### PROBLEM STATEMENT:
Go through the entries one line at a time, and gather every line that has the word "同学之间能够尽快相互熟悉".

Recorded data
════════════════

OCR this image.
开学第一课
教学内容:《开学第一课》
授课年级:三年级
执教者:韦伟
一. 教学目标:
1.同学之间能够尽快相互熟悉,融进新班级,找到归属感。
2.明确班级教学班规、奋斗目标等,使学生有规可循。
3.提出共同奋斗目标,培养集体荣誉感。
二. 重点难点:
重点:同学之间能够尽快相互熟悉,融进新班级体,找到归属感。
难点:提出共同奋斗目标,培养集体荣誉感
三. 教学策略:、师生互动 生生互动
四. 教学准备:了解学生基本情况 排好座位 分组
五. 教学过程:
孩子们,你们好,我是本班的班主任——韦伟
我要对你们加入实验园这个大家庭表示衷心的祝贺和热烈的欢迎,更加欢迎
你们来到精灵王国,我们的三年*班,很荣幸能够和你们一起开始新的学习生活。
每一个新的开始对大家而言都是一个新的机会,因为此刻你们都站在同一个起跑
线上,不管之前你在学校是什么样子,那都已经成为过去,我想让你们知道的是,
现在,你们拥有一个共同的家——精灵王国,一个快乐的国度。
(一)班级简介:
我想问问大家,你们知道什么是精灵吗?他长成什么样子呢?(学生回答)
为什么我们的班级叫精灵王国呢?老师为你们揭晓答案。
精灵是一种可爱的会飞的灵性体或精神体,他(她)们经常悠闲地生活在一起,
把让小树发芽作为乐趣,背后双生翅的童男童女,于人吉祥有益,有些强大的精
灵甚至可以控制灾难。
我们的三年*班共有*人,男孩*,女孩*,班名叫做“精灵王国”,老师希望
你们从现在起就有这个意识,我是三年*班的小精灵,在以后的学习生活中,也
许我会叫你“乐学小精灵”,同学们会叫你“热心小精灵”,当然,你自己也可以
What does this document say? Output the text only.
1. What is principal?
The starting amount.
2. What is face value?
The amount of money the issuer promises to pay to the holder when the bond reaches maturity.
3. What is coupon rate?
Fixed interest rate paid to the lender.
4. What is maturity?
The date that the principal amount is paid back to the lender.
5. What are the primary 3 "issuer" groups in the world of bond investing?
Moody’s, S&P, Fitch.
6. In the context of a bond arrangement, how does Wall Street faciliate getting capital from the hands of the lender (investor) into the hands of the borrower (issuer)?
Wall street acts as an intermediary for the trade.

════════════════

### SOLUTION TO THIS TASK:
1.同学之间能够尽快相互熟悉,融进新班级,找到归属感。
重点:同学之间能够尽快相互熟悉,融进新班级体,找到归属感。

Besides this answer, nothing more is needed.